Short exercise
Search the records below for the word "density". Pull out each line that has it.

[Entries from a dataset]
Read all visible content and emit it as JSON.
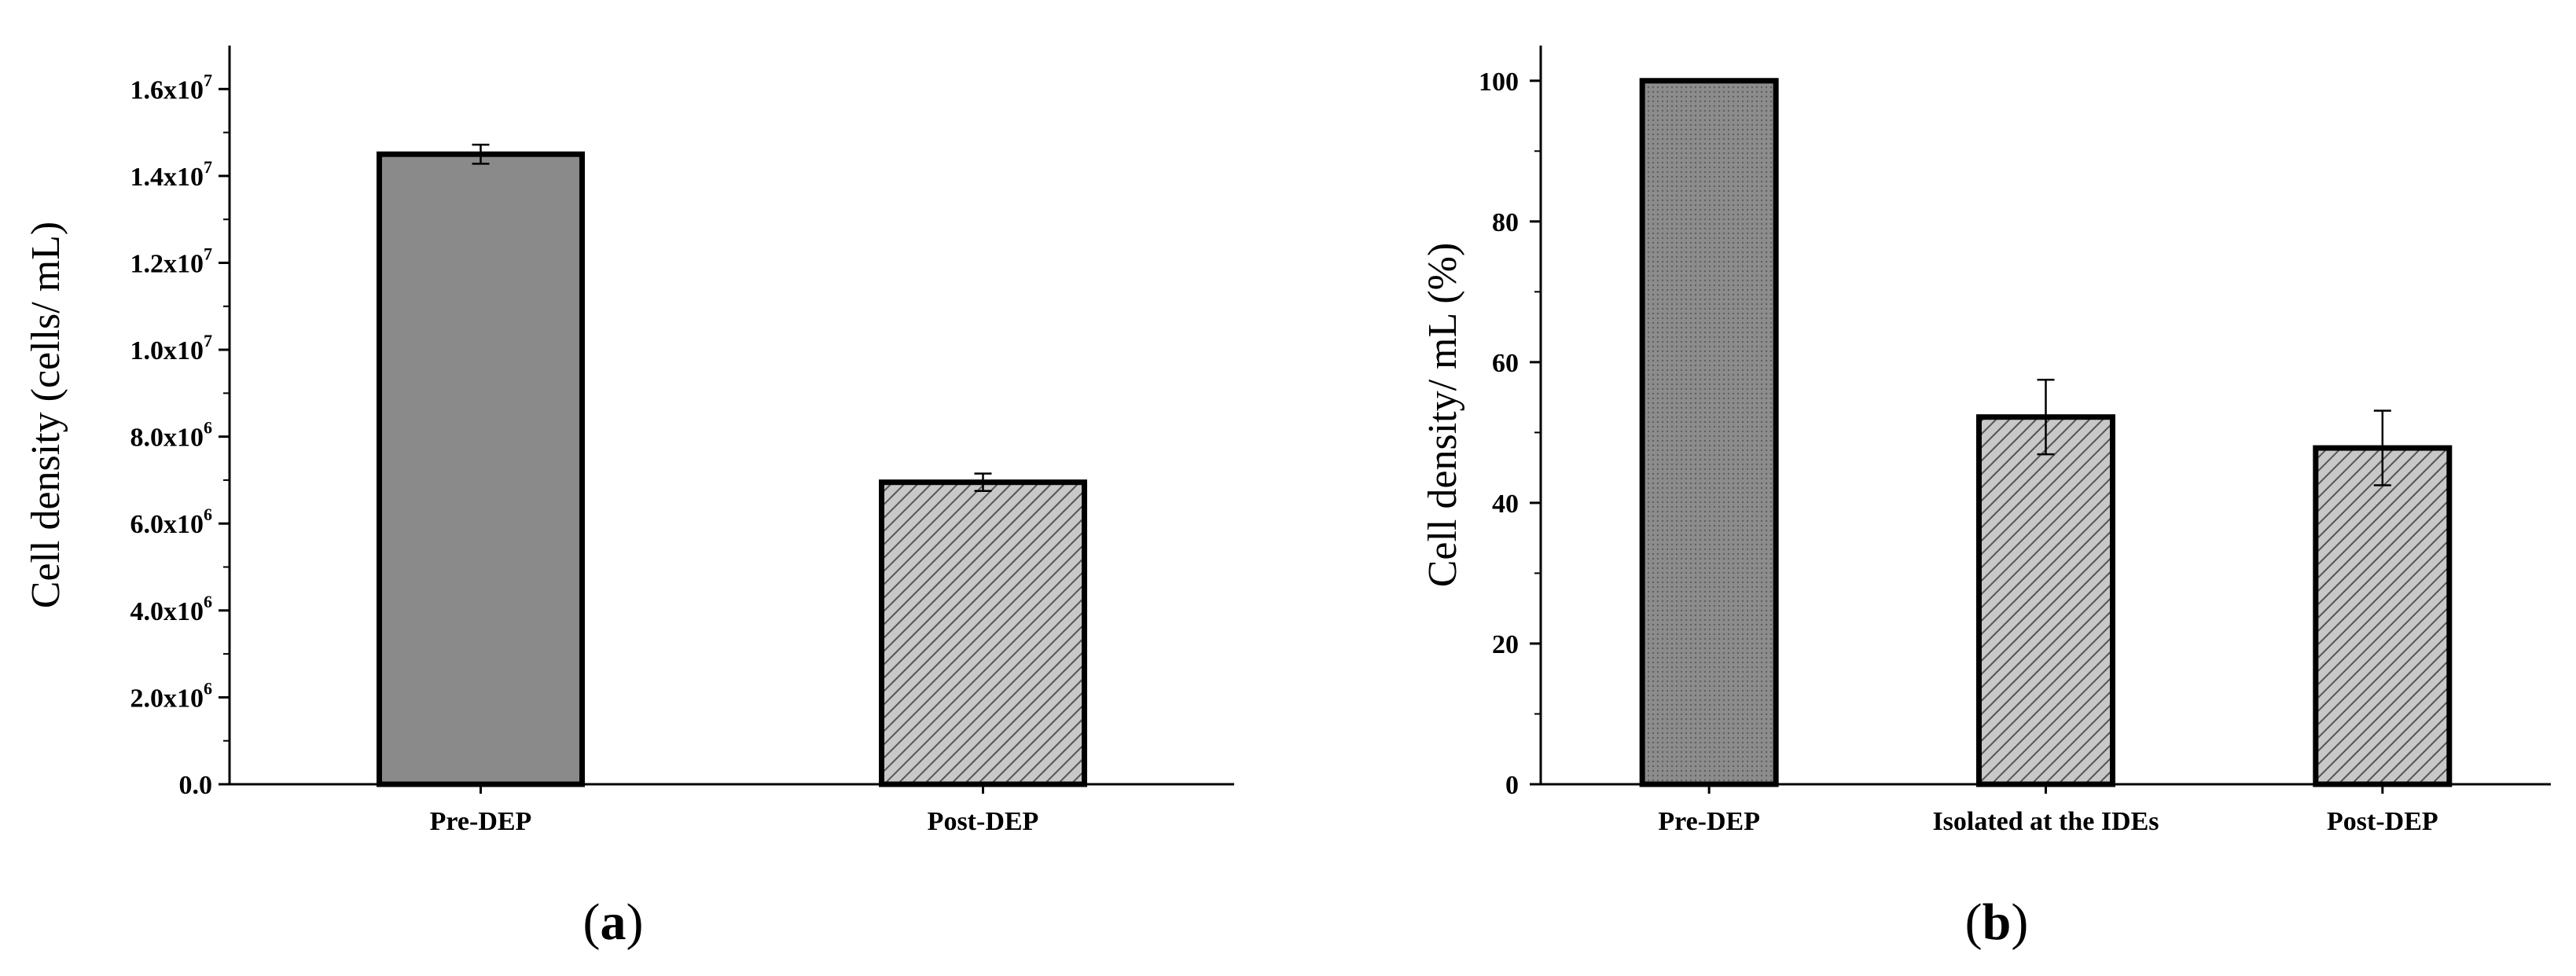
{
  "figure": {
    "panels": [
      {
        "label_open": "(",
        "label_letter": "a",
        "label_close": ")"
      },
      {
        "label_open": "(",
        "label_letter": "b",
        "label_close": ")"
      }
    ]
  },
  "chart_data": [
    {
      "type": "bar",
      "title": "",
      "xlabel": "",
      "ylabel": "Cell density (cells/ mL)",
      "categories": [
        "Pre-DEP",
        "Post-DEP"
      ],
      "values": [
        14500000,
        6950000
      ],
      "errors": [
        220000,
        200000
      ],
      "ylim": [
        0,
        17000000
      ],
      "yticks": [
        0,
        2000000,
        4000000,
        6000000,
        8000000,
        10000000,
        12000000,
        14000000,
        16000000
      ],
      "ytick_labels": [
        {
          "mant": "0.0",
          "exp": ""
        },
        {
          "mant": "2.0x10",
          "exp": "6"
        },
        {
          "mant": "4.0x10",
          "exp": "6"
        },
        {
          "mant": "6.0x10",
          "exp": "6"
        },
        {
          "mant": "8.0x10",
          "exp": "6"
        },
        {
          "mant": "1.0x10",
          "exp": "7"
        },
        {
          "mant": "1.2x10",
          "exp": "7"
        },
        {
          "mant": "1.4x10",
          "exp": "7"
        },
        {
          "mant": "1.6x10",
          "exp": "7"
        }
      ],
      "bar_fills": [
        "#8a8a8a",
        "hatch"
      ],
      "grid": false
    },
    {
      "type": "bar",
      "title": "",
      "xlabel": "",
      "ylabel": "Cell density/ mL (%)",
      "categories": [
        "Pre-DEP",
        "Isolated at the IDEs",
        "Post-DEP"
      ],
      "values": [
        100,
        52.2,
        47.8
      ],
      "errors": [
        0,
        5.3,
        5.3
      ],
      "ylim": [
        0,
        105
      ],
      "yticks": [
        0,
        20,
        40,
        60,
        80,
        100
      ],
      "ytick_labels": [
        {
          "mant": "0",
          "exp": ""
        },
        {
          "mant": "20",
          "exp": ""
        },
        {
          "mant": "40",
          "exp": ""
        },
        {
          "mant": "60",
          "exp": ""
        },
        {
          "mant": "80",
          "exp": ""
        },
        {
          "mant": "100",
          "exp": ""
        }
      ],
      "bar_fills": [
        "#8a8a8a",
        "hatch",
        "hatch"
      ],
      "grid": false
    }
  ]
}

Solution for this exercise
      "ylabel": "Cell density (cells/ mL)",
      "ylabel": "Cell density/ mL (%)",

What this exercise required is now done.